Reproduce each line of the entries below verbatim, with no changes.

Element placement data:
--------------------------------------------------
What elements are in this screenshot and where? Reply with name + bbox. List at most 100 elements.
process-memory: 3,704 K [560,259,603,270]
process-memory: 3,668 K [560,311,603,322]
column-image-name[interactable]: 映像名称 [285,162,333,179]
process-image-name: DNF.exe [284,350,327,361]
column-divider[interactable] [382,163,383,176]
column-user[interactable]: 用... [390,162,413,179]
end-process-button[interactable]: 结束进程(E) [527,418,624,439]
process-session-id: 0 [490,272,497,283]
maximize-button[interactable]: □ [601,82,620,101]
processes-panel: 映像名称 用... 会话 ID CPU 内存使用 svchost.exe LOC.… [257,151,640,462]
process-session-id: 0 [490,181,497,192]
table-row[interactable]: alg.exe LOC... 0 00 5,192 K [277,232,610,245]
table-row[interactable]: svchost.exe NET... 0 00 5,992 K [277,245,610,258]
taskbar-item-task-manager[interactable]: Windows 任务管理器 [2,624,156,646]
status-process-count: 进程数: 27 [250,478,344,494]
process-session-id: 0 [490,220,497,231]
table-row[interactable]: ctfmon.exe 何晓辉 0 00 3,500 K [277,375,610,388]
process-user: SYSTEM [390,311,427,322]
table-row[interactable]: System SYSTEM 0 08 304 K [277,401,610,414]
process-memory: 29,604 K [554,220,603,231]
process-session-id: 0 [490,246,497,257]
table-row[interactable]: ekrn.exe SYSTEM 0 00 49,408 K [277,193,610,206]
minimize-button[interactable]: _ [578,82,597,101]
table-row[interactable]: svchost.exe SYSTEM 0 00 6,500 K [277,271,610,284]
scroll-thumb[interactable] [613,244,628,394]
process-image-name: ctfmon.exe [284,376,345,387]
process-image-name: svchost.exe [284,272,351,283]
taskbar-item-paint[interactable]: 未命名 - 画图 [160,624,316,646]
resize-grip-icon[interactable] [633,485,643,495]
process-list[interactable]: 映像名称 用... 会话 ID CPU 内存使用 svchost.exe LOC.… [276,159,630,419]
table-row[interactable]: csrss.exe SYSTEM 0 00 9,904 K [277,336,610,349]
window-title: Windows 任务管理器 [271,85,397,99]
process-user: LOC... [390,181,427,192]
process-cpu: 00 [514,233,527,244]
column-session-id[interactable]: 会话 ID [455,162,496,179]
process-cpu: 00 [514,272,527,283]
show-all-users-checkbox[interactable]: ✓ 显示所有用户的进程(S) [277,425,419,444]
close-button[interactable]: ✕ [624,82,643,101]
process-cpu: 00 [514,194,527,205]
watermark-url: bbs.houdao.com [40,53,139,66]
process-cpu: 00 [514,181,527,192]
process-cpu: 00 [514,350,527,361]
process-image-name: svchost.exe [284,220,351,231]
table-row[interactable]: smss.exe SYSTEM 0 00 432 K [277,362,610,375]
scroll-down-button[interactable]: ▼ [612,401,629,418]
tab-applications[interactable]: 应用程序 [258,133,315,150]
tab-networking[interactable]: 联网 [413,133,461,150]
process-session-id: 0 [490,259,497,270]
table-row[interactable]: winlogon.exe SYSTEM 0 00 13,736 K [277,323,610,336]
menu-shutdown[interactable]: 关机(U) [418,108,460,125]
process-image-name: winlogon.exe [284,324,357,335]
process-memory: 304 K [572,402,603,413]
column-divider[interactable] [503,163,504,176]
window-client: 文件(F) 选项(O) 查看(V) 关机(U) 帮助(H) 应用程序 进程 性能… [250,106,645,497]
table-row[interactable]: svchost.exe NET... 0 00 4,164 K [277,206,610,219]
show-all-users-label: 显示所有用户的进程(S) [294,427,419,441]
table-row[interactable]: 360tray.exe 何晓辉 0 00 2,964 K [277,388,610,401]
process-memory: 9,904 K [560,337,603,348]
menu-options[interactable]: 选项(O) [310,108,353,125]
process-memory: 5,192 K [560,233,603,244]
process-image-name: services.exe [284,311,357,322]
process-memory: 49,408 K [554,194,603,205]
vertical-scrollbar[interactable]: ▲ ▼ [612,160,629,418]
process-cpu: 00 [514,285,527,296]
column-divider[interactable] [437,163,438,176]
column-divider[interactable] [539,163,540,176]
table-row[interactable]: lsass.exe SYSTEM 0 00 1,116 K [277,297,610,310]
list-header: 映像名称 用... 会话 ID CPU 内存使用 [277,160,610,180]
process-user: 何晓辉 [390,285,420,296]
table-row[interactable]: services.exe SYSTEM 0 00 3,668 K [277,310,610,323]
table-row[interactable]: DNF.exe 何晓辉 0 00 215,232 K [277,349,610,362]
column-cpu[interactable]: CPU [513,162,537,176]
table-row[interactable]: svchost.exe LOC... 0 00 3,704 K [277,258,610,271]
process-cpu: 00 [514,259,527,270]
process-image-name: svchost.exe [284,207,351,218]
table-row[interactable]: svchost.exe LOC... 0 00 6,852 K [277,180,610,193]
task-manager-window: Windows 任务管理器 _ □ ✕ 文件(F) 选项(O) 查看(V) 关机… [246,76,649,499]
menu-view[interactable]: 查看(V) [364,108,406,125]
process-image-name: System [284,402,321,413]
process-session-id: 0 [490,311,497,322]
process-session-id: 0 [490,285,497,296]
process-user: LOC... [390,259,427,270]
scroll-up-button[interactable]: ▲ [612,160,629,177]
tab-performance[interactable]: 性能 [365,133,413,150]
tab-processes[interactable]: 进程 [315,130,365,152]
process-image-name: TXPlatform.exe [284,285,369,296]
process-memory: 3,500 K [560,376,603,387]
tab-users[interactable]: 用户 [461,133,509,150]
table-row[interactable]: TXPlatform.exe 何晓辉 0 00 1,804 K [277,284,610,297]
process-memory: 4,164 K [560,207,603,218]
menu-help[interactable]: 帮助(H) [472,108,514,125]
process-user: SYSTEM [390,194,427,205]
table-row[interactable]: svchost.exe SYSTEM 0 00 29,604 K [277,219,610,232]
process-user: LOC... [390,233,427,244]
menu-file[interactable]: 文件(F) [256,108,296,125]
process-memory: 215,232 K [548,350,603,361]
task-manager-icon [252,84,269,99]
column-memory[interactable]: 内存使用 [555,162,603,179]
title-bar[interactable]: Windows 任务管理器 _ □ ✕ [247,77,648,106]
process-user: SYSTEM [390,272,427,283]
--------------------------------------------------
◆ RIGHT ANSWER
What elements are in this screenshot and where? Reply with name + bbox. List at most 100 elements.
process-memory: 3,704 K [560,259,603,270]
process-memory: 3,668 K [560,311,603,322]
column-image-name[interactable]: 映像名称 [285,162,333,179]
process-image-name: DNF.exe [284,350,327,361]
column-divider[interactable] [382,163,383,176]
column-user[interactable]: 用... [390,162,413,179]
end-process-button[interactable]: 结束进程(E) [527,418,624,439]
process-session-id: 0 [490,272,497,283]
maximize-button[interactable]: □ [601,82,620,101]
processes-panel: 映像名称 用... 会话 ID CPU 内存使用 svchost.exe LOC.… [257,151,640,462]
process-session-id: 0 [490,181,497,192]
table-row[interactable]: alg.exe LOC... 0 00 5,192 K [277,232,610,245]
table-row[interactable]: svchost.exe NET... 0 00 5,992 K [277,245,610,258]
taskbar-item-task-manager[interactable]: Windows 任务管理器 [2,624,156,646]
status-process-count: 进程数: 27 [250,478,344,494]
process-session-id: 0 [490,220,497,231]
table-row[interactable]: ctfmon.exe 何晓辉 0 00 3,500 K [277,375,610,388]
process-user: SYSTEM [390,311,427,322]
table-row[interactable]: System SYSTEM 0 08 304 K [277,401,610,414]
process-memory: 29,604 K [554,220,603,231]
process-session-id: 0 [490,246,497,257]
table-row[interactable]: ekrn.exe SYSTEM 0 00 49,408 K [277,193,610,206]
minimize-button[interactable]: _ [578,82,597,101]
table-row[interactable]: svchost.exe SYSTEM 0 00 6,500 K [277,271,610,284]
scroll-thumb[interactable] [613,244,628,394]
process-image-name: ctfmon.exe [284,376,345,387]
process-image-name: svchost.exe [284,272,351,283]
taskbar-item-paint[interactable]: 未命名 - 画图 [160,624,316,646]
resize-grip-icon[interactable] [633,485,643,495]
process-list[interactable]: 映像名称 用... 会话 ID CPU 内存使用 svchost.exe LOC.… [276,159,630,419]
table-row[interactable]: csrss.exe SYSTEM 0 00 9,904 K [277,336,610,349]
window-title: Windows 任务管理器 [271,85,397,99]
process-user: LOC... [390,181,427,192]
process-cpu: 00 [514,233,527,244]
column-session-id[interactable]: 会话 ID [455,162,496,179]
process-cpu: 00 [514,272,527,283]
show-all-users-checkbox[interactable]: ✓ 显示所有用户的进程(S) [277,425,419,444]
close-button[interactable]: ✕ [624,82,643,101]
process-cpu: 00 [514,194,527,205]
watermark-url: bbs.houdao.com [40,53,139,66]
process-cpu: 00 [514,181,527,192]
process-cpu: 00 [514,350,527,361]
process-image-name: svchost.exe [284,220,351,231]
table-row[interactable]: smss.exe SYSTEM 0 00 432 K [277,362,610,375]
scroll-down-button[interactable]: ▼ [612,401,629,418]
tab-applications[interactable]: 应用程序 [258,133,315,150]
tab-networking[interactable]: 联网 [413,133,461,150]
process-session-id: 0 [490,259,497,270]
table-row[interactable]: winlogon.exe SYSTEM 0 00 13,736 K [277,323,610,336]
menu-shutdown[interactable]: 关机(U) [418,108,460,125]
process-image-name: winlogon.exe [284,324,357,335]
process-memory: 304 K [572,402,603,413]
column-divider[interactable] [503,163,504,176]
window-client: 文件(F) 选项(O) 查看(V) 关机(U) 帮助(H) 应用程序 进程 性能… [250,106,645,497]
table-row[interactable]: svchost.exe NET... 0 00 4,164 K [277,206,610,219]
show-all-users-label: 显示所有用户的进程(S) [294,427,419,441]
table-row[interactable]: 360tray.exe 何晓辉 0 00 2,964 K [277,388,610,401]
process-memory: 9,904 K [560,337,603,348]
menu-options[interactable]: 选项(O) [310,108,353,125]
process-memory: 5,192 K [560,233,603,244]
process-image-name: services.exe [284,311,357,322]
process-memory: 49,408 K [554,194,603,205]
vertical-scrollbar[interactable]: ▲ ▼ [612,160,629,418]
process-cpu: 00 [514,285,527,296]
column-divider[interactable] [437,163,438,176]
column-divider[interactable] [539,163,540,176]
table-row[interactable]: lsass.exe SYSTEM 0 00 1,116 K [277,297,610,310]
list-header: 映像名称 用... 会话 ID CPU 内存使用 [277,160,610,180]
process-user: 何晓辉 [390,285,420,296]
table-row[interactable]: services.exe SYSTEM 0 00 3,668 K [277,310,610,323]
table-row[interactable]: DNF.exe 何晓辉 0 00 215,232 K [277,349,610,362]
column-cpu[interactable]: CPU [513,162,537,176]
table-row[interactable]: svchost.exe LOC... 0 00 3,704 K [277,258,610,271]
process-cpu: 00 [514,259,527,270]
process-image-name: svchost.exe [284,207,351,218]
table-row[interactable]: svchost.exe LOC... 0 00 6,852 K [277,180,610,193]
task-manager-window: Windows 任务管理器 _ □ ✕ 文件(F) 选项(O) 查看(V) 关机… [246,76,649,499]
menu-view[interactable]: 查看(V) [364,108,406,125]
process-image-name: System [284,402,321,413]
process-session-id: 0 [490,311,497,322]
process-session-id: 0 [490,285,497,296]
process-user: LOC... [390,259,427,270]
scroll-up-button[interactable]: ▲ [612,160,629,177]
tab-performance[interactable]: 性能 [365,133,413,150]
tab-processes[interactable]: 进程 [315,130,365,152]
process-image-name: TXPlatform.exe [284,285,369,296]
process-memory: 3,500 K [560,376,603,387]
tab-users[interactable]: 用户 [461,133,509,150]
table-row[interactable]: TXPlatform.exe 何晓辉 0 00 1,804 K [277,284,610,297]
process-memory: 4,164 K [560,207,603,218]
menu-help[interactable]: 帮助(H) [472,108,514,125]
process-user: SYSTEM [390,194,427,205]
table-row[interactable]: svchost.exe SYSTEM 0 00 29,604 K [277,219,610,232]
process-user: LOC... [390,233,427,244]
menu-file[interactable]: 文件(F) [256,108,296,125]
process-memory: 215,232 K [548,350,603,361]
task-manager-icon [252,84,269,99]
column-memory[interactable]: 内存使用 [555,162,603,179]
title-bar[interactable]: Windows 任务管理器 _ □ ✕ [247,77,648,106]
process-user: SYSTEM [390,272,427,283]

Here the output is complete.